### Stated goal:
Give only the number of lines in the data that include the string "được".
--- Supplied data ---
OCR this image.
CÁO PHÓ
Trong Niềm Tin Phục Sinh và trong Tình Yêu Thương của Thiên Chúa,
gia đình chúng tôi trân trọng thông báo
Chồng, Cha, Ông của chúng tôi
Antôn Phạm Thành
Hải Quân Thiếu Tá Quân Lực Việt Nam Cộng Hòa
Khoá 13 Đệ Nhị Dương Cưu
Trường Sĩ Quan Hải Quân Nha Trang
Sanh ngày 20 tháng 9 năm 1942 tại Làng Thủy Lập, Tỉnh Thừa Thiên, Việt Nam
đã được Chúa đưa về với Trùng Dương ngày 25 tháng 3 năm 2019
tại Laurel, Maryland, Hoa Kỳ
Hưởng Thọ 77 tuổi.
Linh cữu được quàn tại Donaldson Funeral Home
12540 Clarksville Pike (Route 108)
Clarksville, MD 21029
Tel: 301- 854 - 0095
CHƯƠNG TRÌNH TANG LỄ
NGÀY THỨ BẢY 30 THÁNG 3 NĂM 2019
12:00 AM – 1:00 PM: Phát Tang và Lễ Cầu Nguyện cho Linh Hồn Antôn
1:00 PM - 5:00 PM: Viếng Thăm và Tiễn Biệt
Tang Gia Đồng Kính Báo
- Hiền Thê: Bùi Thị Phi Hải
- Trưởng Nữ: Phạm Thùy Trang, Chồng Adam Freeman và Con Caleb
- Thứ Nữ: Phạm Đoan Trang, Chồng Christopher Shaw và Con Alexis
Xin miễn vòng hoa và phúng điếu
---
### Full answer:
2